» **TASK INPUT**:
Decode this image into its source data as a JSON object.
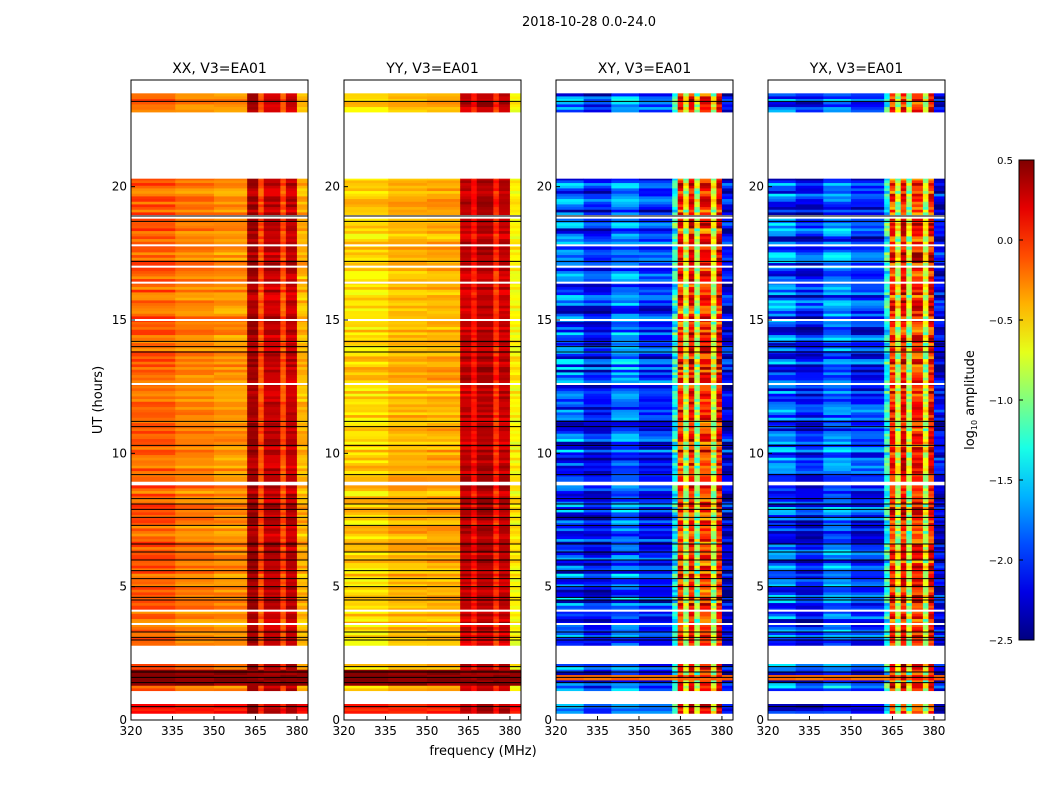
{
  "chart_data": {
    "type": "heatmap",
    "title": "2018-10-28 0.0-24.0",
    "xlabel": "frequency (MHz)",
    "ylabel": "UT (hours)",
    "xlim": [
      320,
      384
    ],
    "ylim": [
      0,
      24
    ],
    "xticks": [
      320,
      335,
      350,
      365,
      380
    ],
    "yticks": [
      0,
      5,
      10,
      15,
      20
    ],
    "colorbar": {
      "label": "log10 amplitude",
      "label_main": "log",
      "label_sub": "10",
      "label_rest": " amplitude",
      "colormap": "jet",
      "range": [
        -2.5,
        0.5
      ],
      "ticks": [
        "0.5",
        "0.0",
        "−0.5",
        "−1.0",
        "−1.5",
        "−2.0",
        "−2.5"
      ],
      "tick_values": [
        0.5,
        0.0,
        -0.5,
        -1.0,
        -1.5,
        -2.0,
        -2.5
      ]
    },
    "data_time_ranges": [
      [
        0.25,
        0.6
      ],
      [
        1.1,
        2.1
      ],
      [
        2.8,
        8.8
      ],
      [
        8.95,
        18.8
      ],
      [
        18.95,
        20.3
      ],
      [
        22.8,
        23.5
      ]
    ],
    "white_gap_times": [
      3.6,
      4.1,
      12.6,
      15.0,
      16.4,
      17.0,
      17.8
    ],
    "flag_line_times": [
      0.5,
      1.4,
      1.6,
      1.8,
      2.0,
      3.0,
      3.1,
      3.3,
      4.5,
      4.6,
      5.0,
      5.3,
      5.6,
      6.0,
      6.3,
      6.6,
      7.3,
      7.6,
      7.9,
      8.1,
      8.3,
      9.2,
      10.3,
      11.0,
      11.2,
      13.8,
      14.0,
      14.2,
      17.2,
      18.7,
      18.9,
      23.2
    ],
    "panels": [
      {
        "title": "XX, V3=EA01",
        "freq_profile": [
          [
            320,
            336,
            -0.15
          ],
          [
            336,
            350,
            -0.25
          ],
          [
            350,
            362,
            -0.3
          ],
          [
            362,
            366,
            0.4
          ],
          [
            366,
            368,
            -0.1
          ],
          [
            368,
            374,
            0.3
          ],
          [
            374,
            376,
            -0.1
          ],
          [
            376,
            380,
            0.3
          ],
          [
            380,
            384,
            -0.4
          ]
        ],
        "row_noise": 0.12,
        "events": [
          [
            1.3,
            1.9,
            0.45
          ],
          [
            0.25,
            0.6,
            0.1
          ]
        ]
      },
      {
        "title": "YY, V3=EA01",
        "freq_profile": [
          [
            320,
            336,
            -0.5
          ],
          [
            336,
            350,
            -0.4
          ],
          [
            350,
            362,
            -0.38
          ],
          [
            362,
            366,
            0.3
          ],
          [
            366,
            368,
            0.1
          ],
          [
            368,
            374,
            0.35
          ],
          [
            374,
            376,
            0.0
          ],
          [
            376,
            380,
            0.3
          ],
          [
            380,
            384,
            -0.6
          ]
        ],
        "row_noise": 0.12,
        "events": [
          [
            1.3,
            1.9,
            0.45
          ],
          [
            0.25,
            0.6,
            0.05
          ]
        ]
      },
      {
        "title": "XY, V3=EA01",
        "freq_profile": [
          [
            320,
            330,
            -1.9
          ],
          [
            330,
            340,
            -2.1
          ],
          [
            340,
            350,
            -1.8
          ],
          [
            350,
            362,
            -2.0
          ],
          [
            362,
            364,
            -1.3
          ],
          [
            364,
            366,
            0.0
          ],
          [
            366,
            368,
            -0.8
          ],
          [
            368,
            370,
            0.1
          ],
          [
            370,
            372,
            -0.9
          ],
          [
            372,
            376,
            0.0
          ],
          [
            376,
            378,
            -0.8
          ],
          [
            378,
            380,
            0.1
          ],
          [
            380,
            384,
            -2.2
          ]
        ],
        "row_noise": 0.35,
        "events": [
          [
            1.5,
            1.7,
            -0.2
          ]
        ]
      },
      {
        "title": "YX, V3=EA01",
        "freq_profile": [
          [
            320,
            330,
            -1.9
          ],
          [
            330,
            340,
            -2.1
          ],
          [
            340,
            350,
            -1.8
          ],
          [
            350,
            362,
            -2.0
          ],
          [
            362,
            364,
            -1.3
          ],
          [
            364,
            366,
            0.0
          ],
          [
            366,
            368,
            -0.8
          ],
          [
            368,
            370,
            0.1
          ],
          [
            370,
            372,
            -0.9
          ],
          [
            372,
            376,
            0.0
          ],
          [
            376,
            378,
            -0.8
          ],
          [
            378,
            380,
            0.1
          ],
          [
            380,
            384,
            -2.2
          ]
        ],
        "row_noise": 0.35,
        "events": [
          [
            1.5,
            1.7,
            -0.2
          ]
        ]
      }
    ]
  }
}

==

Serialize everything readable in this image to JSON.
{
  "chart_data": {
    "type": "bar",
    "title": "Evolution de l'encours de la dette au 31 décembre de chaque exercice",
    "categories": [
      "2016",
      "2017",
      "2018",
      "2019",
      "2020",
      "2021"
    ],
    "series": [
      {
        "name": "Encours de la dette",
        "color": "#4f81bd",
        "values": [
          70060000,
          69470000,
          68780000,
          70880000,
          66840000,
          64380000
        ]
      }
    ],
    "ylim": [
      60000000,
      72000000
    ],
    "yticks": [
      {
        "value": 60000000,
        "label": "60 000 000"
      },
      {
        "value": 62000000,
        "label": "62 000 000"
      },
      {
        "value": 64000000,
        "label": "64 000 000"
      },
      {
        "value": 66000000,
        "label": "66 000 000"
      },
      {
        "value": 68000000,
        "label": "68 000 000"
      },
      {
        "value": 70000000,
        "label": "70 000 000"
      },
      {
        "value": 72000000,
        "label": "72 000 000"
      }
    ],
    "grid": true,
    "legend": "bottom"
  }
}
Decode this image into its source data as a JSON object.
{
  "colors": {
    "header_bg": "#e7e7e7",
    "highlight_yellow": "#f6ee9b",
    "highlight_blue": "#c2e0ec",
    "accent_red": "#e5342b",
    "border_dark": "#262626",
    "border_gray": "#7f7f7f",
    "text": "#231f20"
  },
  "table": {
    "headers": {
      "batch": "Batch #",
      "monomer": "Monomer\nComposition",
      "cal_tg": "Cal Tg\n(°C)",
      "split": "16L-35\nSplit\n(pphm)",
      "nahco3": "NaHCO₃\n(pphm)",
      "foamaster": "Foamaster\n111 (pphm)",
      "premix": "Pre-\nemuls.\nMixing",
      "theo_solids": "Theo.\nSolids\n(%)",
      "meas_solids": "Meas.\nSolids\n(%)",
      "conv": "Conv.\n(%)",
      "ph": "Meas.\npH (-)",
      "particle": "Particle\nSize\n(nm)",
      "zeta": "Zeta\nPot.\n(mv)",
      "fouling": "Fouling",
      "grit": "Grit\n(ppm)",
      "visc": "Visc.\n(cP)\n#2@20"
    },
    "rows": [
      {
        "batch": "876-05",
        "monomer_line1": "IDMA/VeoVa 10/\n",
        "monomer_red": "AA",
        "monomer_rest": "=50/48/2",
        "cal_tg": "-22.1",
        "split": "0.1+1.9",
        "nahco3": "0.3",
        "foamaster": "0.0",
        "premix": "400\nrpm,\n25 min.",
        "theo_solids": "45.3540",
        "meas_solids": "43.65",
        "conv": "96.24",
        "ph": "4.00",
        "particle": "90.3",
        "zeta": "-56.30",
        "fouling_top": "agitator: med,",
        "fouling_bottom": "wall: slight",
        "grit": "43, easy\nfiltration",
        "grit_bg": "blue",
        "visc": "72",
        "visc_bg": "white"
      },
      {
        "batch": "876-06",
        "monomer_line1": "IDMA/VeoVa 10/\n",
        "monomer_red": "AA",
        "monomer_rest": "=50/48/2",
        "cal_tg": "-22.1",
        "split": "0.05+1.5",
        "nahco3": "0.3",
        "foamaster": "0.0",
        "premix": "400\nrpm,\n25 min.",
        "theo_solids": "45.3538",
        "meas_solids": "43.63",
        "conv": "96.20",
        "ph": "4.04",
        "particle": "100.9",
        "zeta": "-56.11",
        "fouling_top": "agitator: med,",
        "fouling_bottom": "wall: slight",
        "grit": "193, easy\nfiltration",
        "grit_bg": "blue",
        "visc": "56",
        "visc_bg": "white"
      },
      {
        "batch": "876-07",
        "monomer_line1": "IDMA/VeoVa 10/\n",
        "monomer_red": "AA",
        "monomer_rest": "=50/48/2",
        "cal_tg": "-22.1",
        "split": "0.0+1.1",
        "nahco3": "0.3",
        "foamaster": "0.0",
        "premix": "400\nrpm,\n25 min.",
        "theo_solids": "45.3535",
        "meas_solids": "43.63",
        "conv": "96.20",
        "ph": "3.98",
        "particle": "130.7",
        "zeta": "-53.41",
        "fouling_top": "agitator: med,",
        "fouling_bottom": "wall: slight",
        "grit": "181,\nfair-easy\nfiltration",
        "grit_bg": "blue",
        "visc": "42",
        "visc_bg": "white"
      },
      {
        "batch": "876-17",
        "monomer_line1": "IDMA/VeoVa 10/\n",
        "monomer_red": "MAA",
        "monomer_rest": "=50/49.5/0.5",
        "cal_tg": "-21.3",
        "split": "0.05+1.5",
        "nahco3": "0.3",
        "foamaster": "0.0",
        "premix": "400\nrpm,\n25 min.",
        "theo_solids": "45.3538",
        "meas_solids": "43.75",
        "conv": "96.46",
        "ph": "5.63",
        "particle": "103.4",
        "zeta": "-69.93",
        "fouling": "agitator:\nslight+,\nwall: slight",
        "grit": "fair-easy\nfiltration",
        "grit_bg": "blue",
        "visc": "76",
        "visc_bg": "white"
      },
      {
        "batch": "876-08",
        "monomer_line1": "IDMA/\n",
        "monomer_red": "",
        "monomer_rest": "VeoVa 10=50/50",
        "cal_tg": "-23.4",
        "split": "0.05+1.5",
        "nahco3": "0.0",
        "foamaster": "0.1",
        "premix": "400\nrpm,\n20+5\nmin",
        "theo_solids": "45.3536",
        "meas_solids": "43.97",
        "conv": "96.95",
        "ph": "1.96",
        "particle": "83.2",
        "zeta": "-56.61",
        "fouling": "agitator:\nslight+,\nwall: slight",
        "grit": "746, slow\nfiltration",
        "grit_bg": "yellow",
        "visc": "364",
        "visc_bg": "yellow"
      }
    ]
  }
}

...

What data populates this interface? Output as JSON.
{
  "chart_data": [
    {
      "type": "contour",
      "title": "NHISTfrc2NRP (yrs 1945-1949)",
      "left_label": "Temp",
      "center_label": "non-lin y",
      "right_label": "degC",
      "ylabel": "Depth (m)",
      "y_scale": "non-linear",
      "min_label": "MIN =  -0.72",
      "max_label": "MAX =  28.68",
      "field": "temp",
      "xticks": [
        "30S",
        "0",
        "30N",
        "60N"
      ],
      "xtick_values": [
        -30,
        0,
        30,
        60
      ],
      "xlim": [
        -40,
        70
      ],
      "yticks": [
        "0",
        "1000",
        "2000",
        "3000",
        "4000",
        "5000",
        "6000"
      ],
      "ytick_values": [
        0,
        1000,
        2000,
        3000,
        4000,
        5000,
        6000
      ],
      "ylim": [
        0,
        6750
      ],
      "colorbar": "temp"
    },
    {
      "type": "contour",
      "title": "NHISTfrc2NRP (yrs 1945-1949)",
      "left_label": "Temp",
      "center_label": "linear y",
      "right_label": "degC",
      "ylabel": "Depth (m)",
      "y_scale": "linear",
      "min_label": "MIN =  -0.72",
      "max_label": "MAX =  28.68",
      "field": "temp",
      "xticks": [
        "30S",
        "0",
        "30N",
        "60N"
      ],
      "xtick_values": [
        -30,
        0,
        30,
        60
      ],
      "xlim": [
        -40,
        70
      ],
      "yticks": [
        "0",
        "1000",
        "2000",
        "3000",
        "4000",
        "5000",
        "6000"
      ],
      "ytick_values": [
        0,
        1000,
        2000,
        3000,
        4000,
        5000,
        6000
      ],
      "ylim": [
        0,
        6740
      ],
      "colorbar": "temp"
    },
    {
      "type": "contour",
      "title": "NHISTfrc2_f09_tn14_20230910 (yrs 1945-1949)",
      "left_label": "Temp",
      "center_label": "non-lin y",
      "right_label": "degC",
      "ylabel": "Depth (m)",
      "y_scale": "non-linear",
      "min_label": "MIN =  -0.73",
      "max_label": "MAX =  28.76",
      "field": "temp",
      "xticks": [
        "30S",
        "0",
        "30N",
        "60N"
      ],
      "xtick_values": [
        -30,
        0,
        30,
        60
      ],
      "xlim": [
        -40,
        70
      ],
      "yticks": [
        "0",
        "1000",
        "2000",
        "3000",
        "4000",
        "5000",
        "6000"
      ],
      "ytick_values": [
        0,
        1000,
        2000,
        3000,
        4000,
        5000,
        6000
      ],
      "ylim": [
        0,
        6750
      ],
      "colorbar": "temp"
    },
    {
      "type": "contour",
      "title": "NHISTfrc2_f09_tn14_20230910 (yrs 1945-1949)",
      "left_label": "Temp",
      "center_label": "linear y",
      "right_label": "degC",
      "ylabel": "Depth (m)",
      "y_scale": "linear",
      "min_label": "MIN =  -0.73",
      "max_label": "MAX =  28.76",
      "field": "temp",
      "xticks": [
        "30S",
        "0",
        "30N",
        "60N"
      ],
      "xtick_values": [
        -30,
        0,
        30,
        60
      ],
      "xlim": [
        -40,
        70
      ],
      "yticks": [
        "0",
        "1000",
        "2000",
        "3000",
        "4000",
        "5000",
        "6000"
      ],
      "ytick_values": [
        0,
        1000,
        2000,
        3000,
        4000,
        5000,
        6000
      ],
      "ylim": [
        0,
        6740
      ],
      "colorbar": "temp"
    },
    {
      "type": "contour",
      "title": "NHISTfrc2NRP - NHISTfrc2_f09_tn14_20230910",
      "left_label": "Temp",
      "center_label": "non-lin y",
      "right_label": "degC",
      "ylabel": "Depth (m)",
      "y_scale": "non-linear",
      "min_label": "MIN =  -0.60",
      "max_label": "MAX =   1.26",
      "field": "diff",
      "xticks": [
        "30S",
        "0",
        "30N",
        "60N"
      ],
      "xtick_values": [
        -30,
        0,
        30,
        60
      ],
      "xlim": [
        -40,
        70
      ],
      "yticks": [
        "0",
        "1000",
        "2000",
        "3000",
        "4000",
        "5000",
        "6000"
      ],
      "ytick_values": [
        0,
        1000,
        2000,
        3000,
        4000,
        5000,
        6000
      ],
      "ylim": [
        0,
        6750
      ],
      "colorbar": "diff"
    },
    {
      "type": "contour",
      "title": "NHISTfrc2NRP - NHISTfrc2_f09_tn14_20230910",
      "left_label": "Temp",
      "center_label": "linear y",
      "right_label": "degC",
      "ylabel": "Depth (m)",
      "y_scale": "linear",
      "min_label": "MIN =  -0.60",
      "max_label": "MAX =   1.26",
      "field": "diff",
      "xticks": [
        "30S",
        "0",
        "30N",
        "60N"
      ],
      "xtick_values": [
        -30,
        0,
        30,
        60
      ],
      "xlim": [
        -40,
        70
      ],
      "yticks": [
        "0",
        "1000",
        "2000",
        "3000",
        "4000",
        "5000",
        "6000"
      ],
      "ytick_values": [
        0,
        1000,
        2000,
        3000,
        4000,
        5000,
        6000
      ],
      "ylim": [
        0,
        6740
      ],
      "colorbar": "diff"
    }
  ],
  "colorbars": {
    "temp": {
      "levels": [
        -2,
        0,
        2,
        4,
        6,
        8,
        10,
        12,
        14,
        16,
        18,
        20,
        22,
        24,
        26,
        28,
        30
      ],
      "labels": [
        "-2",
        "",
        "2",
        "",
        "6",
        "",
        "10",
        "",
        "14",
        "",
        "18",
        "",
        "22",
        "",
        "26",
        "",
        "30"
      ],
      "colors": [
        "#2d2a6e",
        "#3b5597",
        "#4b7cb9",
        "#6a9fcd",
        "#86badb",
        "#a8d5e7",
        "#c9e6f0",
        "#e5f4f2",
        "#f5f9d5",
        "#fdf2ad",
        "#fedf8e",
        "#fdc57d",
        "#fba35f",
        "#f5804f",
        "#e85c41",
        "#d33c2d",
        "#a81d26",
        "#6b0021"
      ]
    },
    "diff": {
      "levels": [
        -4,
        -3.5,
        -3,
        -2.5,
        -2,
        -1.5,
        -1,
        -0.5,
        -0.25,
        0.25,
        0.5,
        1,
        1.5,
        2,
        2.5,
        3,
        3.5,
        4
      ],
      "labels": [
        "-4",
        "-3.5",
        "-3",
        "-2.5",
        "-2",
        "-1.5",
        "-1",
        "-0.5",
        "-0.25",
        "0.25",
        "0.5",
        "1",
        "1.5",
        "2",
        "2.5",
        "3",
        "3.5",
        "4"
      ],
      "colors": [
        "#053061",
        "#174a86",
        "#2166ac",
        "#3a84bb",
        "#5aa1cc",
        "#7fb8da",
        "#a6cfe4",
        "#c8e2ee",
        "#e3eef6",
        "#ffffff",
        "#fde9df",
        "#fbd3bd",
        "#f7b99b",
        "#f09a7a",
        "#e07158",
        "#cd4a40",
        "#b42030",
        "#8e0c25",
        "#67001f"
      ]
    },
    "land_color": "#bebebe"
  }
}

» **TASK REQUIREMENTS**:
What is the number of lines in the records that contain the word "amplitude"? Answer with the number and nothing else.

» **THE SOLUTION**:
2